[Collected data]
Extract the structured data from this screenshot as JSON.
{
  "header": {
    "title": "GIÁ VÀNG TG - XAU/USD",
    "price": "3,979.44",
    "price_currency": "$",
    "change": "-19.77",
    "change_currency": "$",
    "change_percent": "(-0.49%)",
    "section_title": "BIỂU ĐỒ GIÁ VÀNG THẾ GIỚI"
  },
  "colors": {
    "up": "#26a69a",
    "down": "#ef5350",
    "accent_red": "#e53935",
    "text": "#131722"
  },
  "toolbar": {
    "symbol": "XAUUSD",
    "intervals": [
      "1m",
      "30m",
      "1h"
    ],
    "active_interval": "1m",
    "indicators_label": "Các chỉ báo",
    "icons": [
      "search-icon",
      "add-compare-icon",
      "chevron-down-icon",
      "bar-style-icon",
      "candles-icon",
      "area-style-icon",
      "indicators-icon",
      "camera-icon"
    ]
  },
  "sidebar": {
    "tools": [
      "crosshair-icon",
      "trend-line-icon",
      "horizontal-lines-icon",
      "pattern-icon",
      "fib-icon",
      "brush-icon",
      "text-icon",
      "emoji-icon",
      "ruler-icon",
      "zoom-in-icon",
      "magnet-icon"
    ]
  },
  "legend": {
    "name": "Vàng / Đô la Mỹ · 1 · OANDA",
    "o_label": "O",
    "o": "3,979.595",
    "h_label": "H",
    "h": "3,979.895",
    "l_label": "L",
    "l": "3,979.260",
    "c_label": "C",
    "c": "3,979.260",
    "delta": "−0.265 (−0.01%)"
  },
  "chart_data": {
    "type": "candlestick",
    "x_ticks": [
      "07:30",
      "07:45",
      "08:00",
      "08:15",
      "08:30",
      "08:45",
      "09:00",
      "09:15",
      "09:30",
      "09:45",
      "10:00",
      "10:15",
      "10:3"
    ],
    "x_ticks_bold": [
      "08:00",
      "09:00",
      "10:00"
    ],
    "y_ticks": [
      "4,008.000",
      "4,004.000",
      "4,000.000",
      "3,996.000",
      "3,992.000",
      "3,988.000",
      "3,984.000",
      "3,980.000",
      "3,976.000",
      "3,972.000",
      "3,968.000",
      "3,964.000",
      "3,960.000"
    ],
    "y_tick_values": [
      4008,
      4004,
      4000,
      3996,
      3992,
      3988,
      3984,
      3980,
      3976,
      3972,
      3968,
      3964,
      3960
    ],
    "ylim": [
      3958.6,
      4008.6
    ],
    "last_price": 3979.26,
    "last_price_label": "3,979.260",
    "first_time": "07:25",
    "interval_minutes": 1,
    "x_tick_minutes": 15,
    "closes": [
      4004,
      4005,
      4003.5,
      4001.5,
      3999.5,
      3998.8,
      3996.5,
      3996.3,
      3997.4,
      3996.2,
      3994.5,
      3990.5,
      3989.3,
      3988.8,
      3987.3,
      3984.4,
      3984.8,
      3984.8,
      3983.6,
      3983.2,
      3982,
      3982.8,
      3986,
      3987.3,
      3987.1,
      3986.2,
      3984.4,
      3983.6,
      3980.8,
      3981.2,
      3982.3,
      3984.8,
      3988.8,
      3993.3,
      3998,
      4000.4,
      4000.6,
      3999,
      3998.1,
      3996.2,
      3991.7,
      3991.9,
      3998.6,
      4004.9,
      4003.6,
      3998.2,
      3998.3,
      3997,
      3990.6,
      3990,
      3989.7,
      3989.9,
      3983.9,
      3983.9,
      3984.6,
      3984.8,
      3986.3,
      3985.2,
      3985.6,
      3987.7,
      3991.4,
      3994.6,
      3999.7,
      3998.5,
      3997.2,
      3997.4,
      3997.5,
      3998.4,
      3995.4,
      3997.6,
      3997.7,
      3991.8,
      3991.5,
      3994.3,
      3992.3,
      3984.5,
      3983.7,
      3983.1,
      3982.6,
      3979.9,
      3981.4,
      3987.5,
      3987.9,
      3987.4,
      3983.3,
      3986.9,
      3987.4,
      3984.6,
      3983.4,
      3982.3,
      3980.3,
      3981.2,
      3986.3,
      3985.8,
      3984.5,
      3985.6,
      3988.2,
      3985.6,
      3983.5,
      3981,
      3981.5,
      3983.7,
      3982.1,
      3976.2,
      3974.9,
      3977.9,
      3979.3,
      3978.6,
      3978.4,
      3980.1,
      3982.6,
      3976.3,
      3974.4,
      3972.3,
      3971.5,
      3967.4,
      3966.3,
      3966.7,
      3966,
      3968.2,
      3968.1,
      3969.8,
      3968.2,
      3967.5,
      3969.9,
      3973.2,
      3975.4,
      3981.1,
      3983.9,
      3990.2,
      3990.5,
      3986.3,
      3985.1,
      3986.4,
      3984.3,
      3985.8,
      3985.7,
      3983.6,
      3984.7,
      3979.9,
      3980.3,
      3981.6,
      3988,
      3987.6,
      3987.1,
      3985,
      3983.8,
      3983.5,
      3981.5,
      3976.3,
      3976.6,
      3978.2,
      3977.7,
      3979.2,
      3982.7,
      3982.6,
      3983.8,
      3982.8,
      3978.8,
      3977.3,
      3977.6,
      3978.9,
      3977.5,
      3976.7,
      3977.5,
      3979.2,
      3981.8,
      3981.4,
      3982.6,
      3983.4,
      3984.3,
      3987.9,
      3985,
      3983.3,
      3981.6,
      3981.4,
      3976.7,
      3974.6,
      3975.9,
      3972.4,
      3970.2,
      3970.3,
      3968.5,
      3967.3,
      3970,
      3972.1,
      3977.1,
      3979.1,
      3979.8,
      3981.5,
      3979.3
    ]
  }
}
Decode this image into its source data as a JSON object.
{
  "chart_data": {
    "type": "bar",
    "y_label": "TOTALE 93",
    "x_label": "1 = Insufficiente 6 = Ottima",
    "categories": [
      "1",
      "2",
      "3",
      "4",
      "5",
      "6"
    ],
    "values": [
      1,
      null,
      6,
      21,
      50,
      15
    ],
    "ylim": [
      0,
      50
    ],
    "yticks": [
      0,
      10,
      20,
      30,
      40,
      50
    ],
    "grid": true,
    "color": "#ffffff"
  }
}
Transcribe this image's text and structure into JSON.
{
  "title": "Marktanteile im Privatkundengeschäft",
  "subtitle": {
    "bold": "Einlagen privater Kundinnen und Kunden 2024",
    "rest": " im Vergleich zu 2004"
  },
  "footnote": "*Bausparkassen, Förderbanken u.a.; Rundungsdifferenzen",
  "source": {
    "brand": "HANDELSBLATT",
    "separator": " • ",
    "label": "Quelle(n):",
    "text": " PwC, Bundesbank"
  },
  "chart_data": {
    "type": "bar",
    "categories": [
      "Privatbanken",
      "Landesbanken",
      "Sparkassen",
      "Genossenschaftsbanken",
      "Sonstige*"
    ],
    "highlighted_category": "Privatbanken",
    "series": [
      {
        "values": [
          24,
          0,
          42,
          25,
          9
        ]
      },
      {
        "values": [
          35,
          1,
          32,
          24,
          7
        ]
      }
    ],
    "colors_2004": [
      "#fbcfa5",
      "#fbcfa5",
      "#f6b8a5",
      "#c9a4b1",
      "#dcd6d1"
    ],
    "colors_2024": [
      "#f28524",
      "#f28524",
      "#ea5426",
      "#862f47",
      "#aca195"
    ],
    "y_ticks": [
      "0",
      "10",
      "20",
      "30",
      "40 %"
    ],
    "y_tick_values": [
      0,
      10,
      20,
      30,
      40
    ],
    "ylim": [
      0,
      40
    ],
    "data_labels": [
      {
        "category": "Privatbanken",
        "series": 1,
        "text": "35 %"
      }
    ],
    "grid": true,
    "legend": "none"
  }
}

◆ Job
Respond with nothing but the number of lines in the entries that contain the string "this".

◆ The result
3